WRITTEN REQUEST – Print all of the lines exactly. Any picture among them stays out.

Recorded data
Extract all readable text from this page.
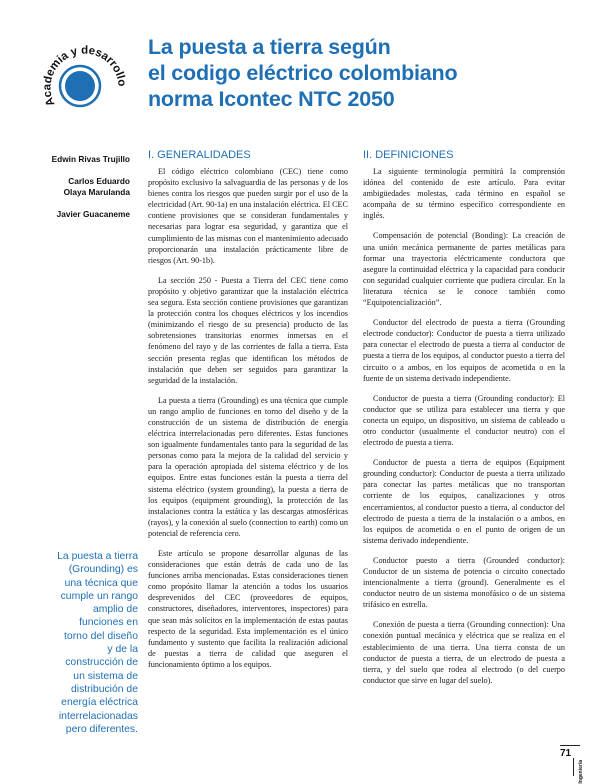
Academia y desarrollo
La puesta a tierra según
el codigo eléctrico colombiano
norma Icontec NTC 2050
Edwin Rivas Trujillo
Carlos Eduardo
Olaya Marulanda
Javier Guacaneme
La puesta a tierra
(Grounding) es
una técnica que
cumple un rango
amplio de
funciones en
torno del diseño
y de la
construcción de
un sistema de
distribución de
energía eléctrica
interrelacionadas
pero diferentes.
I. GENERALIDADES

El código eléctrico colombiano (CEC) tiene como propósito exclusivo la salvaguardia de las personas y de los bienes contra los riesgos que pueden surgir por el uso de la electricidad (Art. 90-1a) en una instalación eléctrica. El CEC contiene provisiones que se consideran fundamentales y necesarias para lograr esa seguridad, y garantiza que el cumplimiento de las mismas con el mantenimiento adecuado proporcionarán una instalación prácticamente libre de riesgos (Art. 90-1b).

La sección 250 - Puesta a Tierra del CEC tiene como propósito y objetivo garantizar que la instalación eléctrica sea segura. Esta sección contiene provisiones que garantizan la protección contra los choques eléctricos y los incendios (minimizando el riesgo de su presencia) producto de las sobretensiones transitorias enormes inmersas en el fenómeno del rayo y de las corrientes de falla a tierra. Esta sección presenta reglas que identifican los métodos de instalación que deben ser seguidos para garantizar la seguridad de la instalación.

La puesta a tierra (Grounding) es una técnica que cumple un rango amplio de funciones en torno del diseño y de la construcción de un sistema de distribución de energía eléctrica interrelacionadas pero diferentes. Estas funciones son igualmente fundamentales tanto para la seguridad de las personas como para la mejora de la calidad del servicio y para la operación apropiada del sistema eléctrico y de los equipos. Entre estas funciones están la puesta a tierra del sistema eléctrico (system grounding), la puesta a tierra de los equipos (equipment grounding), la protección de las instalaciones contra la estática y las descargas atmosféricas (rayos), y la conexión al suelo (connection to earth) como un potencial de referencia cero.

Este artículo se propone desarrollar algunas de las consideraciones que están detrás de cada uno de las funciones arriba mencionadas. Estas consideraciones tienen como propósito llamar la atención a todos los usuarios desprevenidos del CEC (proveedores de equipos, constructores, diseñadores, interventores, inspectores) para que sean más solícitos en la implementación de estas pautas respecto de la seguridad. Esta implementación es el único fundamento y sustento que facilita la realización adicional de puestas a tierra de calidad que aseguren el funcionamiento óptimo a los equipos.

II. DEFINICIONES

La siguiente terminología permitirá la comprensión idónea del contenido de este artículo. Para evitar ambigüedades molestas, cada término en español se acompaña de su término específico correspondiente en inglés.

Compensación de potencial (Bonding): La creación de una unión mecánica permanente de partes metálicas para formar una trayectoria eléctricamente conductora que asegure la continuidad eléctrica y la capacidad para conducir con seguridad cualquier corriente que pudiera circular. En la literatura técnica se le conoce también como “Equipotencialización”.

Conductor del electrodo de puesta a tierra (Grounding electrode conductor): Conductor de puesta a tierra utilizado para conectar el electrodo de puesta a tierra al conductor de puesta a tierra de los equipos, al conductor puesto a tierra del circuito o a ambos, en los equipos de acometida o en la fuente de un sistema derivado independiente.

Conductor de puesta a tierra (Grounding conductor): El conductor que se utiliza para establecer una tierra y que conecta un equipo, un dispositivo, un sistema de cableado u otro conductor (usualmente el conductor neutro) con el electrodo de puesta a tierra.

Conductor de puesta a tierra de equipos (Equipment grounding conductor): Conductor de puesta a tierra utilizado para conectar las partes metálicas que no transportan corriente de los equipos, canalizaciones y otros encerramientos, al conductor puesto a tierra, al conductor del electrodo de puesta a tierra de la instalación o a ambos, en los equipos de acometida o en el punto de origen de un sistema derivado independiente.

Conductor puesto a tierra (Grounded conductor): Conductor de un sistema de potencia o circuito conectado intencionalmente a tierra (ground). Generalmente es el conductor neutro de un sistema monofásico o de un sistema trifásico en estrella.

Conexión de puesta a tierra (Grounding connection): Una conexión puntual mecánica y eléctrica que se realiza en el establecimiento de una tierra. Una tierra consta de un conductor de puesta a tierra, de un electrodo de puesta a tierra, y del suelo que rodea al electrodo (o del cuerpo conductor que sirve en lugar del suelo).

71
Ingeniería
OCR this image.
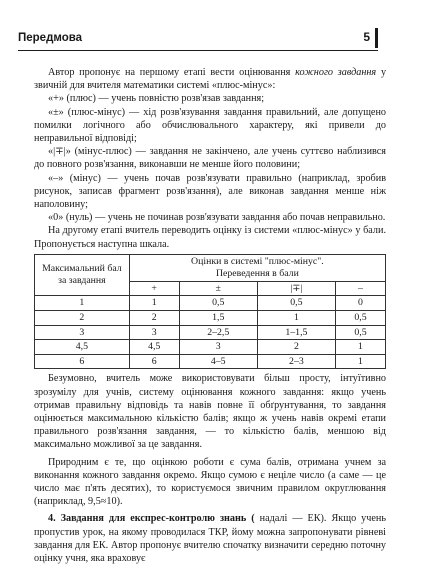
Передмова	5

Автор пропонує на першому етапі вести оцінювання кожного завдання у звичній для вчителя математики системі «плюс-мінус»:

«+» (плюс) — учень повністю розв'язав завдання;

«±» (плюс-мінус) — хід розв'язування завдання правильний, але допущено помилки логічного або обчислювального характеру, які привели до неправильної відповіді;

«|∓|» (мінус-плюс) — завдання не закінчено, але учень суттєво наблизився до повного розв'язання, виконавши не менше його половини;

«–» (мінус) — учень почав розв'язувати правильно (наприклад, зробив рисунок, записав фрагмент розв'язання), але виконав завдання менше ніж наполовину;

«0» (нуль) — учень не починав розв'язувати завдання або почав неправильно.

На другому етапі вчитель переводить оцінку із системи «плюс-мінус» у бали. Пропонується наступна шкала.

Максимальний бал за завдання	Оцінки в системі "плюс-мінус".
Переведення в бали			
	+	±	|∓|	–
1	1	0,5	0,5	0
2	2	1,5	1	0,5
3	3	2–2,5	1–1,5	0,5
4,5	4,5	3	2	1
6	6	4–5	2–3	1

Безумовно, вчитель може використовувати більш просту, інтуїтивно зрозумілу для учнів, систему оцінювання кожного завдання: якщо учень отримав правильну відповідь та навів повне її обґрунтування, то завдання оцінюється максимальною кількістю балів; якщо ж учень навів окремі етапи правильного розв'язання завдання, — то кількістю балів, меншою від максимально можливої за це завдання.

Природним є те, що оцінкою роботи є сума балів, отримана учнем за виконання кожного завдання окремо. Якщо сумою є неціле число (а саме — це число має п'ять десятих), то користуємося звичним правилом округлювання (наприклад, 9,5≈10).

4. Завдання для експрес-контролю знань ( надалі — ЕК). Якщо учень пропустив урок, на якому проводилася ТКР, йому можна запропонувати рівневі завдання для ЕК. Автор пропонує вчителю спочатку визначити середню поточну оцінку учня, яка враховує
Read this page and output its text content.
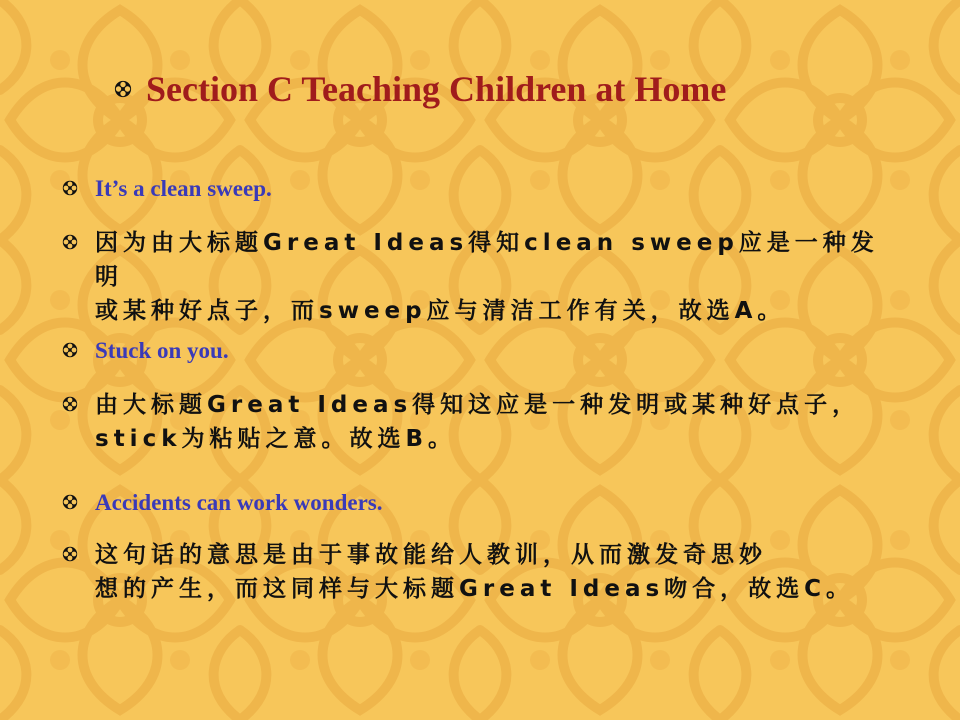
Section C Teaching Children at Home
It’s a clean sweep.
因为由大标题Great Ideas得知clean sweep应是一种发明
或某种好点子，而sweep应与清洁工作有关，故选A。
Stuck on you.
由大标题Great Ideas得知这应是一种发明或某种好点子，
stick为粘贴之意。故选B。
Accidents can work wonders.
这句话的意思是由于事故能给人教训，从而激发奇思妙
想的产生，而这同样与大标题Great Ideas吻合，故选C。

SOLVED EXERCISE –
Extract all readable text from this page.
Academia y desarrollo
La puesta a tierra según
el codigo eléctrico colombiano
norma Icontec NTC 2050
Edwin Rivas Trujillo
Carlos Eduardo
Olaya Marulanda
Javier Guacaneme
La puesta a tierra
(Grounding) es
una técnica que
cumple un rango
amplio de
funciones en
torno del diseño
y de la
construcción de
un sistema de
distribución de
energía eléctrica
interrelacionadas
pero diferentes.
I. GENERALIDADES

El código eléctrico colombiano (CEC) tiene como propósito exclusivo la salvaguardia de las personas y de los bienes contra los riesgos que pueden surgir por el uso de la electricidad (Art. 90-1a) en una instalación eléctrica. El CEC contiene provisiones que se consideran fundamentales y necesarias para lograr esa seguridad, y garantiza que el cumplimiento de las mismas con el mantenimiento adecuado proporcionarán una instalación prácticamente libre de riesgos (Art. 90-1b).

La sección 250 - Puesta a Tierra del CEC tiene como propósito y objetivo garantizar que la instalación eléctrica sea segura. Esta sección contiene provisiones que garantizan la protección contra los choques eléctricos y los incendios (minimizando el riesgo de su presencia) producto de las sobretensiones transitorias enormes inmersas en el fenómeno del rayo y de las corrientes de falla a tierra. Esta sección presenta reglas que identifican los métodos de instalación que deben ser seguidos para garantizar la seguridad de la instalación.

La puesta a tierra (Grounding) es una técnica que cumple un rango amplio de funciones en torno del diseño y de la construcción de un sistema de distribución de energía eléctrica interrelacionadas pero diferentes. Estas funciones son igualmente fundamentales tanto para la seguridad de las personas como para la mejora de la calidad del servicio y para la operación apropiada del sistema eléctrico y de los equipos. Entre estas funciones están la puesta a tierra del sistema eléctrico (system grounding), la puesta a tierra de los equipos (equipment grounding), la protección de las instalaciones contra la estática y las descargas atmosféricas (rayos), y la conexión al suelo (connection to earth) como un potencial de referencia cero.

Este artículo se propone desarrollar algunas de las consideraciones que están detrás de cada uno de las funciones arriba mencionadas. Estas consideraciones tienen como propósito llamar la atención a todos los usuarios desprevenidos del CEC (proveedores de equipos, constructores, diseñadores, interventores, inspectores) para que sean más solícitos en la implementación de estas pautas respecto de la seguridad. Esta implementación es el único fundamento y sustento que facilita la realización adicional de puestas a tierra de calidad que aseguren el funcionamiento óptimo a los equipos.

II. DEFINICIONES

La siguiente terminología permitirá la comprensión idónea del contenido de este artículo. Para evitar ambigüedades molestas, cada término en español se acompaña de su término específico correspondiente en inglés.

Compensación de potencial (Bonding): La creación de una unión mecánica permanente de partes metálicas para formar una trayectoria eléctricamente conductora que asegure la continuidad eléctrica y la capacidad para conducir con seguridad cualquier corriente que pudiera circular. En la literatura técnica se le conoce también como “Equipotencialización”.

Conductor del electrodo de puesta a tierra (Grounding electrode conductor): Conductor de puesta a tierra utilizado para conectar el electrodo de puesta a tierra al conductor de puesta a tierra de los equipos, al conductor puesto a tierra del circuito o a ambos, en los equipos de acometida o en la fuente de un sistema derivado independiente.

Conductor de puesta a tierra (Grounding conductor): El conductor que se utiliza para establecer una tierra y que conecta un equipo, un dispositivo, un sistema de cableado u otro conductor (usualmente el conductor neutro) con el electrodo de puesta a tierra.

Conductor de puesta a tierra de equipos (Equipment grounding conductor): Conductor de puesta a tierra utilizado para conectar las partes metálicas que no transportan corriente de los equipos, canalizaciones y otros encerramientos, al conductor puesto a tierra, al conductor del electrodo de puesta a tierra de la instalación o a ambos, en los equipos de acometida o en el punto de origen de un sistema derivado independiente.

Conductor puesto a tierra (Grounded conductor): Conductor de un sistema de potencia o circuito conectado intencionalmente a tierra (ground). Generalmente es el conductor neutro de un sistema monofásico o de un sistema trifásico en estrella.

Conexión de puesta a tierra (Grounding connection): Una conexión puntual mecánica y eléctrica que se realiza en el establecimiento de una tierra. Una tierra consta de un conductor de puesta a tierra, de un electrodo de puesta a tierra, y del suelo que rodea al electrodo (o del cuerpo conductor que sirve en lugar del suelo).

71
Ingeniería
OCR this image.
Передмова	5

Автор пропонує на першому етапі вести оцінювання кожного завдання у звичній для вчителя математики системі «плюс-мінус»:

«+» (плюс) — учень повністю розв'язав завдання;

«±» (плюс-мінус) — хід розв'язування завдання правильний, але допущено помилки логічного або обчислювального характеру, які привели до неправильної відповіді;

«|∓|» (мінус-плюс) — завдання не закінчено, але учень суттєво наблизився до повного розв'язання, виконавши не менше його половини;

«–» (мінус) — учень почав розв'язувати правильно (наприклад, зробив рисунок, записав фрагмент розв'язання), але виконав завдання менше ніж наполовину;

«0» (нуль) — учень не починав розв'язувати завдання або почав неправильно.

На другому етапі вчитель переводить оцінку із системи «плюс-мінус» у бали. Пропонується наступна шкала.

Максимальний бал за завдання	Оцінки в системі "плюс-мінус".
Переведення в бали			
	+	±	|∓|	–
1	1	0,5	0,5	0
2	2	1,5	1	0,5
3	3	2–2,5	1–1,5	0,5
4,5	4,5	3	2	1
6	6	4–5	2–3	1

Безумовно, вчитель може використовувати більш просту, інтуїтивно зрозумілу для учнів, систему оцінювання кожного завдання: якщо учень отримав правильну відповідь та навів повне її обґрунтування, то завдання оцінюється максимальною кількістю балів; якщо ж учень навів окремі етапи правильного розв'язання завдання, — то кількістю балів, меншою від максимально можливої за це завдання.

Природним є те, що оцінкою роботи є сума балів, отримана учнем за виконання кожного завдання окремо. Якщо сумою є неціле число (а саме — це число має п'ять десятих), то користуємося звичним правилом округлювання (наприклад, 9,5≈10).

4. Завдання для експрес-контролю знань ( надалі — ЕК). Якщо учень пропустив урок, на якому проводилася ТКР, йому можна запропонувати рівневі завдання для ЕК. Автор пропонує вчителю спочатку визначити середню поточну оцінку учня, яка враховує
Read this page and output its text content.
Section C Teaching Children at Home
It’s a clean sweep.
因为由大标题Great Ideas得知clean sweep应是一种发明
或某种好点子，而sweep应与清洁工作有关，故选A。
Stuck on you.
由大标题Great Ideas得知这应是一种发明或某种好点子，
stick为粘贴之意。故选B。
Accidents can work wonders.
这句话的意思是由于事故能给人教训，从而激发奇思妙
想的产生，而这同样与大标题Great Ideas吻合，故选C。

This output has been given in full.